# [SHORT EXERCISE]
Report all lines from the entries below in which "löschen" appears.

[Extracted data entries]
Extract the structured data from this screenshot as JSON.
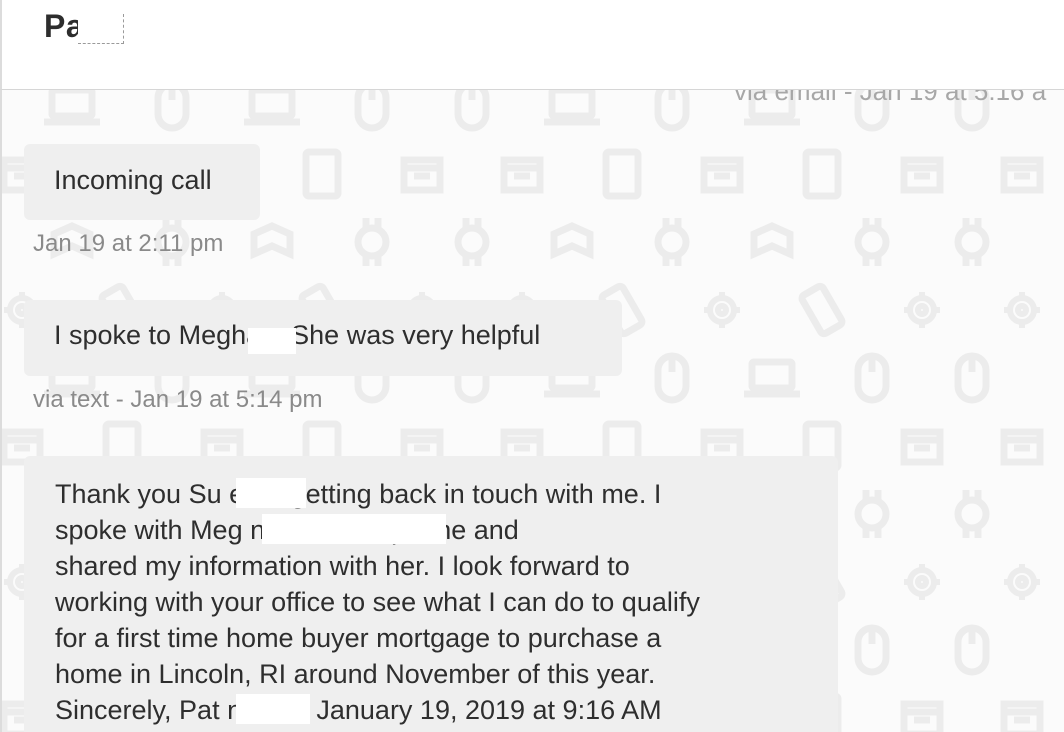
{
  "header": {
    "contact_name": "Pa"
  },
  "thread": {
    "top_meta_partial": "via email - Jan 19 at 5:16 a",
    "messages": [
      {
        "type": "call",
        "text": "Incoming call",
        "meta": "Jan 19 at 2:11 pm"
      },
      {
        "type": "text",
        "text": "I spoke to Meghan. She was very helpful",
        "meta": "via text - Jan 19 at 5:14 pm"
      },
      {
        "type": "email",
        "lines": [
          "Thank you Su        e for getting back in touch with me. I",
          "spoke with Meg                       ns over the phone and",
          "shared my information with her. I look forward to",
          "working with your office to see what I can do to qualify",
          "for a first time home buyer mortgage to purchase a",
          "home in Lincoln, RI around November of this year.",
          "Sincerely, Pat            n  > On January 19, 2019 at 9:16 AM"
        ]
      }
    ]
  },
  "colors": {
    "bubble": "#efefef",
    "background": "#fbfbfb",
    "meta_text": "#8a8a8a",
    "pattern_icon": "#ececec"
  }
}
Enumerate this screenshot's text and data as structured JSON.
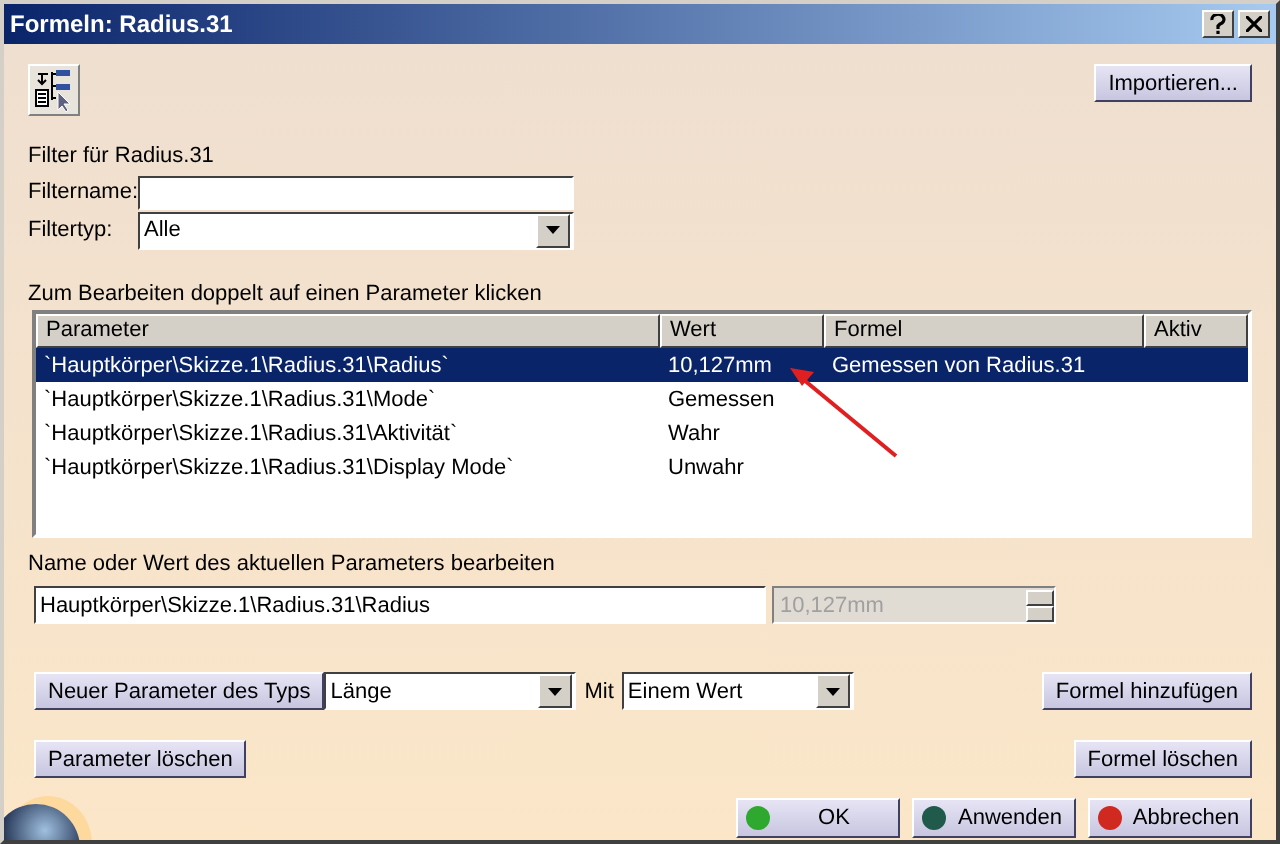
{
  "window": {
    "title": "Formeln: Radius.31"
  },
  "import_button": "Importieren...",
  "filter": {
    "heading": "Filter für Radius.31",
    "name_label": "Filtername:",
    "type_label": "Filtertyp:",
    "type_value": "Alle"
  },
  "table": {
    "caption": "Zum Bearbeiten doppelt auf einen Parameter klicken",
    "columns": [
      "Parameter",
      "Wert",
      "Formel",
      "Aktiv"
    ],
    "rows": [
      {
        "parameter": "`Hauptkörper\\Skizze.1\\Radius.31\\Radius`",
        "wert": "10,127mm",
        "formel": "Gemessen von Radius.31",
        "selected": true
      },
      {
        "parameter": "`Hauptkörper\\Skizze.1\\Radius.31\\Mode`",
        "wert": "Gemessen",
        "selected": false
      },
      {
        "parameter": "`Hauptkörper\\Skizze.1\\Radius.31\\Aktivität`",
        "wert": "Wahr",
        "selected": false
      },
      {
        "parameter": "`Hauptkörper\\Skizze.1\\Radius.31\\Display Mode`",
        "wert": "Unwahr",
        "selected": false
      }
    ]
  },
  "editor": {
    "label": "Name oder Wert des aktuellen Parameters bearbeiten",
    "name_value": "Hauptkörper\\Skizze.1\\Radius.31\\Radius",
    "value": "10,127mm",
    "value_disabled": true
  },
  "new_parameter": {
    "button": "Neuer Parameter des Typs",
    "type_value": "Länge",
    "with_label": "Mit",
    "mode_value": "Einem Wert",
    "add_formula_button": "Formel hinzufügen"
  },
  "delete_parameter_button": "Parameter löschen",
  "delete_formula_button": "Formel löschen",
  "dialog_buttons": [
    {
      "label": "OK",
      "color": "#2fa82f"
    },
    {
      "label": "Anwenden",
      "color": "#1f5a4a"
    },
    {
      "label": "Abbrechen",
      "color": "#d02a20"
    }
  ]
}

# [RESPONSE TO THE TASK]
  "delete_parameter_button": "Parameter löschen",
  "delete_formula_button": "Formel löschen",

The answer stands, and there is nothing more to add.